## BEGIN Extracted records
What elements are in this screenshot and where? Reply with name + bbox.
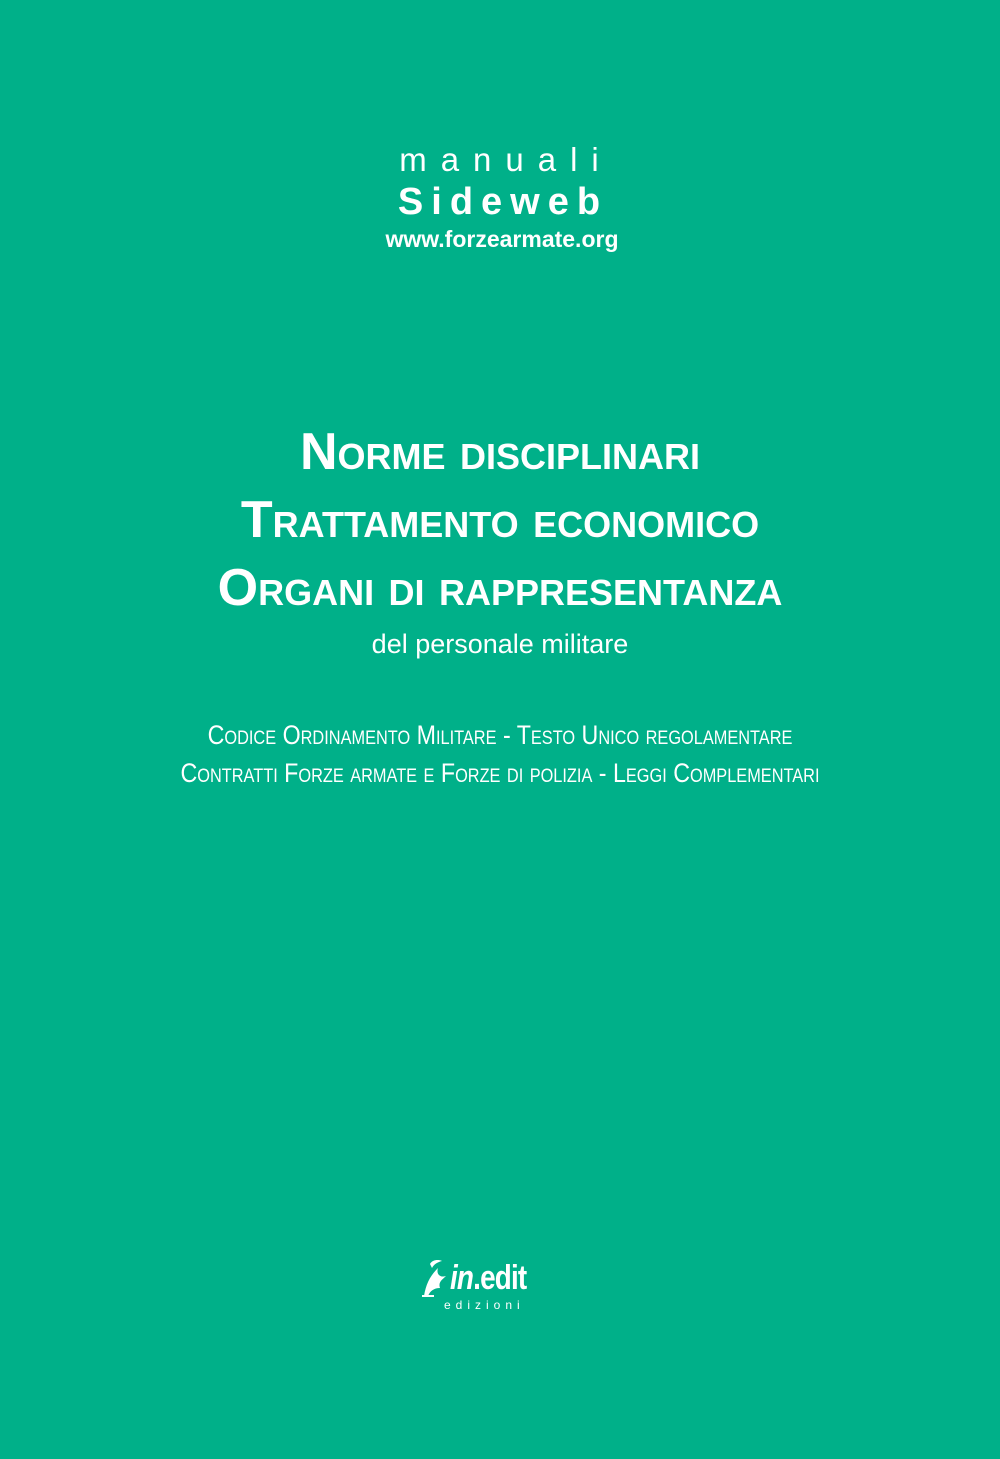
publisher-name-suffix: .edit bbox=[473, 1259, 527, 1297]
series-label: manuali bbox=[399, 141, 613, 178]
series-brand: Sideweb bbox=[397, 181, 609, 223]
publisher-logo bbox=[420, 1258, 580, 1322]
title-line-2: Trattamento economico bbox=[240, 491, 760, 549]
collections-block bbox=[0, 716, 1000, 792]
series-url: www.forzearmate.org bbox=[385, 226, 619, 252]
title-line-3: Organi di rappresentanza bbox=[217, 559, 783, 617]
collection-line-1: Codice Ordinamento Militare - Testo Unico regolamentare bbox=[207, 720, 793, 750]
publisher-name bbox=[450, 1258, 526, 1298]
subtitle: del personale militare bbox=[371, 629, 629, 659]
feather-book-icon bbox=[420, 1258, 450, 1298]
collection-line-2: Contratti Forze armate e Forze di polizia - Leggi Complementari bbox=[180, 758, 820, 788]
title-block bbox=[0, 418, 1000, 664]
publisher-tagline: edizioni bbox=[444, 1298, 525, 1312]
title-line-1: Norme disciplinari bbox=[299, 423, 700, 481]
publisher-prefix: in bbox=[450, 1259, 474, 1297]
series-block bbox=[0, 140, 1000, 254]
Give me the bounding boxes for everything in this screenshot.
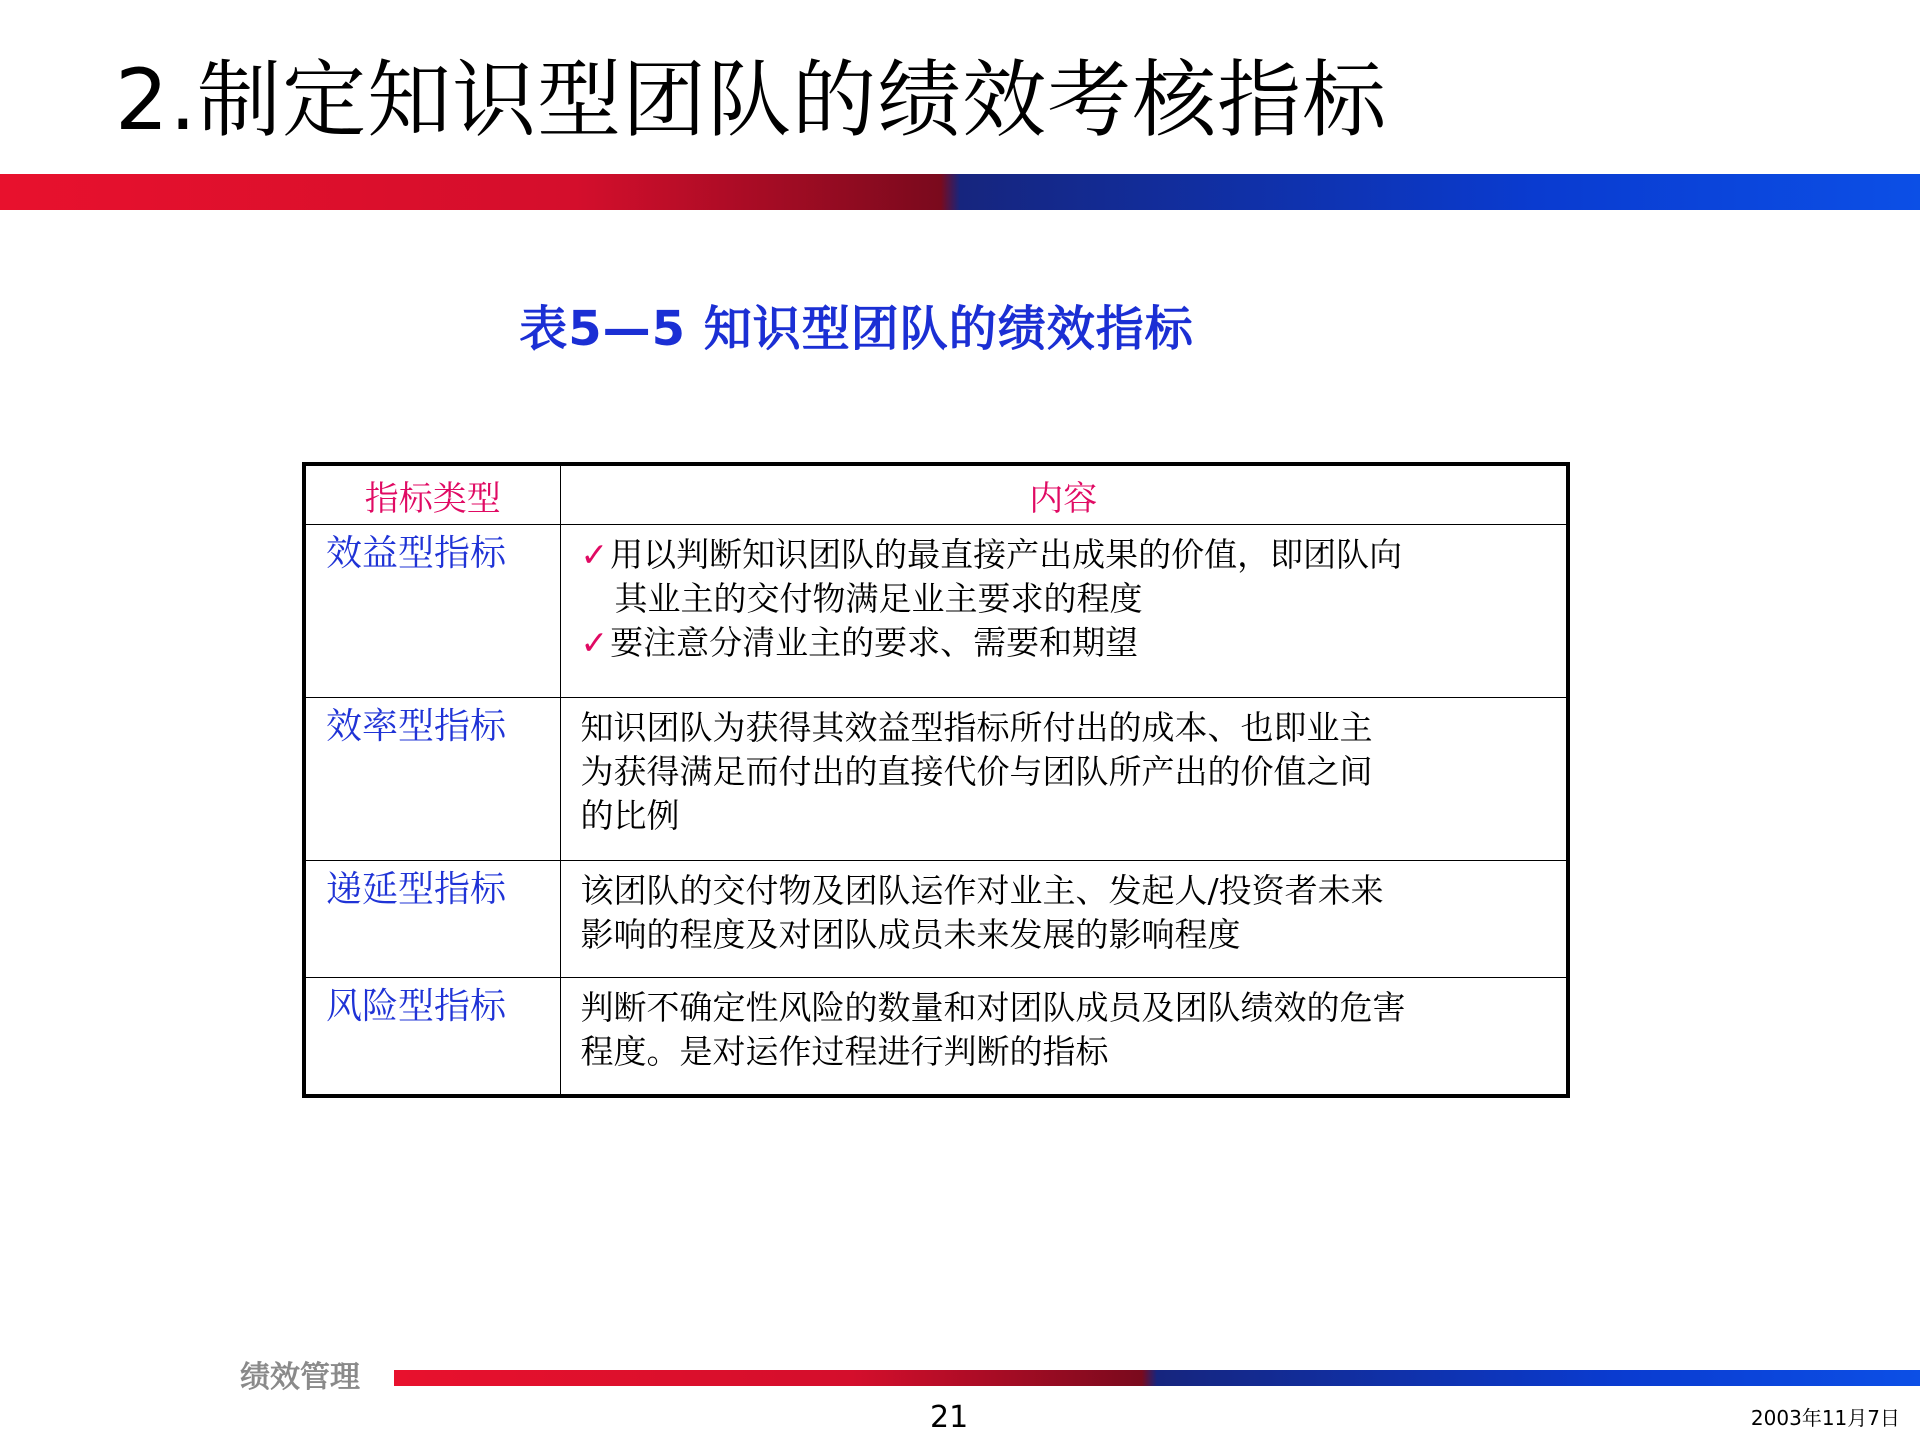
table-row	[306, 978, 1566, 1095]
content-line: 的比例	[580, 796, 680, 835]
check-mark-icon: ✓	[580, 623, 609, 662]
content-text: 用以判断知识团队的最直接产出成果的价值，即团队向	[610, 535, 1403, 574]
content-text: 要注意分清业主的要求、需要和期望	[610, 623, 1139, 662]
content-text: 其业主的交付物满足业主要求的程度	[614, 579, 1143, 618]
indicator-table	[302, 462, 1570, 1098]
content-line: 该团队的交付物及团队运作对业主、发起人/投资者未来	[580, 871, 1384, 910]
content-line: 为获得满足而付出的直接代价与团队所产出的价值之间	[580, 752, 1373, 791]
indicator-content-cell	[560, 861, 1566, 978]
content-line: 程度。是对运作过程进行判断的指标	[580, 1032, 1109, 1071]
title-divider-bar	[0, 174, 1920, 210]
content-line	[581, 577, 1567, 621]
content-line	[581, 533, 1567, 577]
indicator-content-cell	[560, 698, 1566, 861]
content-line: 知识团队为获得其效益型指标所付出的成本、也即业主	[580, 708, 1373, 747]
header-indicator-type: 指标类型	[306, 466, 560, 525]
table-caption: 表5—5 知识型团队的绩效指标	[519, 301, 1194, 357]
table-row	[306, 698, 1566, 861]
content-line: 判断不确定性风险的数量和对团队成员及团队绩效的危害	[580, 988, 1406, 1027]
header-content: 内容	[560, 466, 1566, 525]
footer-label: 绩效管理	[240, 1360, 360, 1395]
table-header-row	[306, 466, 1566, 525]
indicator-content-cell	[560, 525, 1566, 698]
indicator-type-cell: 效率型指标	[306, 698, 560, 861]
indicator-content-cell	[560, 978, 1566, 1095]
indicator-type-cell: 递延型指标	[306, 861, 560, 978]
content-line	[581, 621, 1567, 665]
indicator-type-cell: 效益型指标	[306, 525, 560, 698]
page-number: 21	[930, 1400, 969, 1435]
table-row	[306, 525, 1566, 698]
table-row	[306, 861, 1566, 978]
footer-date: 2003年11月7日	[1750, 1406, 1900, 1430]
check-mark-icon: ✓	[580, 535, 609, 574]
content-line: 影响的程度及对团队成员未来发展的影响程度	[580, 915, 1241, 954]
footer-divider-bar	[394, 1370, 1920, 1386]
indicator-type-cell: 风险型指标	[306, 978, 560, 1095]
slide-title: 2.制定知识型团队的绩效考核指标	[115, 51, 1388, 149]
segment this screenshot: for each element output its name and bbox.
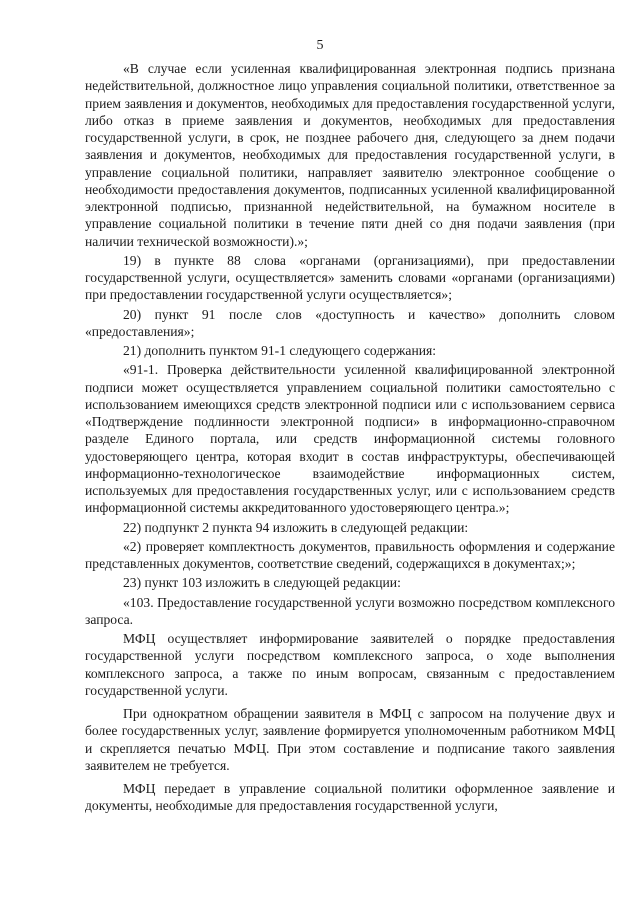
paragraph-item-23: 23) пункт 103 изложить в следующей редакции: bbox=[123, 575, 401, 591]
page-number: 5 bbox=[316, 38, 324, 53]
paragraph-clause-103: «103. Предоставление государственной услуги возможно посредством комплексного запроса. bbox=[85, 594, 615, 627]
paragraph-mfc-informing: МФЦ осуществляет информирование заявителей о порядке предоставления государственной услуги посредством комплексного запроса, о ходе выполнения комплексного запроса, а также по иным вопросам, связанным с предоставлением государственной услуги. bbox=[85, 631, 615, 698]
paragraph-signature-invalid: «В случае если усиленная квалифицированная электронная подпись признана недействительной, должностное лицо управления социальной политики, ответственное за прием заявления и документов, необходимых для предоставления государственной услуги, либо отказ в приеме заявления и документов, необходимых для предоставления государственной услуги, в срок, не позднее рабочего дня, следующего за днем подачи заявления и документов, необходимых для предоставления государственной услуги, в управление социальной политики, направляет заявителю электронное сообщение о необходимости предоставления документов, подписанных усиленной квалифицированной электронной подписью, признанной недействительной, на бумажном носителе в управление социальной политики в течение пяти дней со дня подачи заявления (при наличии технической возможности).»; bbox=[85, 61, 615, 249]
paragraph-item-20: 20) пункт 91 после слов «доступность и качество» дополнить словом «предоставления»; bbox=[85, 306, 615, 339]
document-body bbox=[85, 60, 615, 817]
paragraph-item-19: 19) в пункте 88 слова «органами (организациями), при предоставлении государственной услуги, осуществляется» заменить словами «органами (организациями) при предоставлении государственной услуги осуществляется»; bbox=[85, 252, 615, 303]
paragraph-item-22: 22) подпункт 2 пункта 94 изложить в следующей редакции: bbox=[123, 519, 469, 535]
paragraph-mfc-transfer: МФЦ передает в управление социальной политики оформленное заявление и документы, необходимые для предоставления государственной услуги, bbox=[85, 781, 615, 814]
paragraph-item-21: 21) дополнить пунктом 91-1 следующего содержания: bbox=[123, 343, 437, 358]
paragraph-single-request: При однократном обращении заявителя в МФЦ с запросом на получение двух и более государственных услуг, заявление формируется уполномоченным работником МФЦ и скрепляется печатью МФЦ. При этом составление и подписание такого заявления заявителем не требуется. bbox=[85, 706, 615, 773]
paragraph-clause-91-1: «91-1. Проверка действительности усиленной квалифицированной электронной подписи может осуществляется управлением социальной политики самостоятельно с использованием имеющихся средств электронной подписи или с использованием сервиса «Подтверждение подлинности электронной подписи» в информационно-справочном разделе Единого портала, или средств информационной системы головного удостоверяющего центра, которая входит в состав инфраструктуры, обеспечивающей информационно-технологическое взаимодействие информационных систем, используемых для предоставления государственных услуг, или с использованием средств информационной системы аккредитованного удостоверяющего центра.»; bbox=[85, 362, 615, 516]
paragraph-subclause-2: «2) проверяет комплектность документов, правильность оформления и содержание представленных документов, соответствие сведений, содержащихся в документах;»; bbox=[85, 538, 615, 571]
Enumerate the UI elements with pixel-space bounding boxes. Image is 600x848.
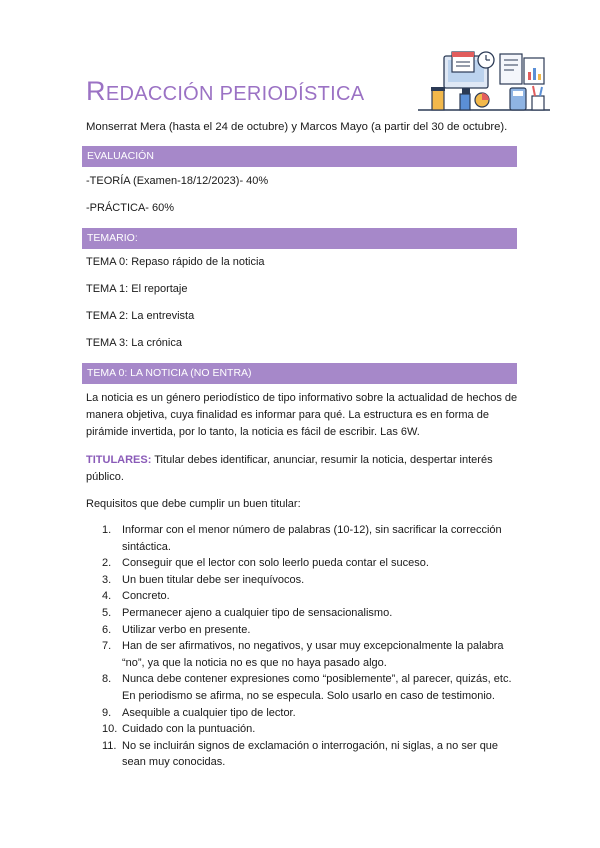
## END Extracted records
Retype every one of the lines above exactly, from the first to the last, and leave out the pictures.

## Complete output
What elements are in this screenshot and where? Reply with name + bbox.
publisher-name-suffix: .edit bbox=[473, 1259, 527, 1297]
series-label: manuali bbox=[399, 141, 613, 178]
series-brand: Sideweb bbox=[397, 181, 609, 223]
publisher-logo bbox=[420, 1258, 580, 1322]
title-line-2: Trattamento economico bbox=[240, 491, 760, 549]
collections-block bbox=[0, 716, 1000, 792]
series-url: www.forzearmate.org bbox=[385, 226, 619, 252]
title-line-3: Organi di rappresentanza bbox=[217, 559, 783, 617]
collection-line-1: Codice Ordinamento Militare - Testo Unico regolamentare bbox=[207, 720, 793, 750]
publisher-name bbox=[450, 1258, 526, 1298]
subtitle: del personale militare bbox=[371, 629, 629, 659]
feather-book-icon bbox=[420, 1258, 450, 1298]
collection-line-2: Contratti Forze armate e Forze di polizia - Leggi Complementari bbox=[180, 758, 820, 788]
title-block bbox=[0, 418, 1000, 664]
publisher-tagline: edizioni bbox=[444, 1298, 525, 1312]
title-line-1: Norme disciplinari bbox=[299, 423, 700, 481]
publisher-prefix: in bbox=[450, 1259, 474, 1297]
series-block bbox=[0, 140, 1000, 254]
Give me the bounding boxes for everything in this screenshot.
table-row	[306, 978, 1566, 1095]
content-line: 的比例	[580, 796, 680, 835]
check-mark-icon: ✓	[580, 623, 609, 662]
content-text: 用以判断知识团队的最直接产出成果的价值，即团队向	[610, 535, 1403, 574]
content-text: 要注意分清业主的要求、需要和期望	[610, 623, 1139, 662]
content-text: 其业主的交付物满足业主要求的程度	[614, 579, 1143, 618]
indicator-table	[302, 462, 1570, 1098]
content-line: 该团队的交付物及团队运作对业主、发起人/投资者未来	[580, 871, 1384, 910]
content-line: 为获得满足而付出的直接代价与团队所产出的价值之间	[580, 752, 1373, 791]
indicator-content-cell	[560, 861, 1566, 978]
content-line: 程度。是对运作过程进行判断的指标	[580, 1032, 1109, 1071]
title-divider-bar	[0, 174, 1920, 210]
content-line	[581, 577, 1567, 621]
content-line	[581, 533, 1567, 577]
indicator-content-cell	[560, 698, 1566, 861]
content-line: 知识团队为获得其效益型指标所付出的成本、也即业主	[580, 708, 1373, 747]
header-indicator-type: 指标类型	[306, 466, 560, 525]
table-caption: 表5—5 知识型团队的绩效指标	[519, 301, 1194, 357]
table-row	[306, 698, 1566, 861]
content-line: 判断不确定性风险的数量和对团队成员及团队绩效的危害	[580, 988, 1406, 1027]
header-content: 内容	[560, 466, 1566, 525]
footer-label: 绩效管理	[240, 1360, 360, 1395]
table-header-row	[306, 466, 1566, 525]
indicator-content-cell	[560, 525, 1566, 698]
indicator-type-cell: 效率型指标	[306, 698, 560, 861]
indicator-content-cell	[560, 978, 1566, 1095]
indicator-type-cell: 递延型指标	[306, 861, 560, 978]
content-line	[581, 621, 1567, 665]
indicator-type-cell: 效益型指标	[306, 525, 560, 698]
page-number: 21	[930, 1400, 969, 1435]
table-row	[306, 525, 1566, 698]
table-row	[306, 861, 1566, 978]
footer-date: 2003年11月7日	[1750, 1406, 1900, 1430]
check-mark-icon: ✓	[580, 535, 609, 574]
content-line: 影响的程度及对团队成员未来发展的影响程度	[580, 915, 1241, 954]
footer-divider-bar	[394, 1370, 1920, 1386]
indicator-type-cell: 风险型指标	[306, 978, 560, 1095]
slide-title: 2.制定知识型团队的绩效考核指标	[115, 51, 1388, 149]
segment this screenshot: for each element output its name and bbox.
paragraph-item-23: 23) пункт 103 изложить в следующей редакции: bbox=[123, 575, 401, 591]
page-number: 5 bbox=[316, 38, 324, 53]
paragraph-clause-103: «103. Предоставление государственной услуги возможно посредством комплексного запроса. bbox=[85, 594, 615, 627]
paragraph-mfc-informing: МФЦ осуществляет информирование заявителей о порядке предоставления государственной услуги посредством комплексного запроса, о ходе выполнения комплексного запроса, а также по иным вопросам, связанным с предоставлением государственной услуги. bbox=[85, 631, 615, 698]
paragraph-signature-invalid: «В случае если усиленная квалифицированная электронная подпись признана недействительной, должностное лицо управления социальной политики, ответственное за прием заявления и документов, необходимых для предоставления государственной услуги, либо отказ в приеме заявления и документов, необходимых для предоставления государственной услуги, в срок, не позднее рабочего дня, следующего за днем подачи заявления и документов, необходимых для предоставления государственной услуги, в управление социальной политики, направляет заявителю электронное сообщение о необходимости предоставления документов, подписанных усиленной квалифицированной электронной подписью, признанной недействительной, на бумажном носителе в управление социальной политики в течение пяти дней со дня подачи заявления (при наличии технической возможности).»; bbox=[85, 61, 615, 249]
paragraph-item-20: 20) пункт 91 после слов «доступность и качество» дополнить словом «предоставления»; bbox=[85, 306, 615, 339]
document-body bbox=[85, 60, 615, 817]
paragraph-item-19: 19) в пункте 88 слова «органами (организациями), при предоставлении государственной услуги, осуществляется» заменить словами «органами (организациями) при предоставлении государственной услуги осуществляется»; bbox=[85, 252, 615, 303]
paragraph-item-22: 22) подпункт 2 пункта 94 изложить в следующей редакции: bbox=[123, 519, 469, 535]
paragraph-mfc-transfer: МФЦ передает в управление социальной политики оформленное заявление и документы, необходимые для предоставления государственной услуги, bbox=[85, 781, 615, 814]
paragraph-item-21: 21) дополнить пунктом 91-1 следующего содержания: bbox=[123, 343, 437, 358]
paragraph-single-request: При однократном обращении заявителя в МФЦ с запросом на получение двух и более государственных услуг, заявление формируется уполномоченным работником МФЦ и скрепляется печатью МФЦ. При этом составление и подписание такого заявления заявителем не требуется. bbox=[85, 706, 615, 773]
paragraph-clause-91-1: «91-1. Проверка действительности усиленной квалифицированной электронной подписи может осуществляется управлением социальной политики самостоятельно с использованием имеющихся средств электронной подписи или с использованием сервиса «Подтверждение подлинности электронной подписи» в информационно-справочном разделе Единого портала, или средств информационной системы головного удостоверяющего центра, которая входит в состав инфраструктуры, обеспечивающей информационно-технологическое взаимодействие информационных систем, используемых для предоставления государственных услуг, или с использованием средств информационной системы аккредитованного удостоверяющего центра.»; bbox=[85, 362, 615, 516]
paragraph-subclause-2: «2) проверяет комплектность документов, правильность оформления и содержание представленных документов, соответствие сведений, содержащихся в документах;»; bbox=[85, 538, 615, 571]
Enumerate the UI elements with pixel-space bounding boxes. Image is 600x848.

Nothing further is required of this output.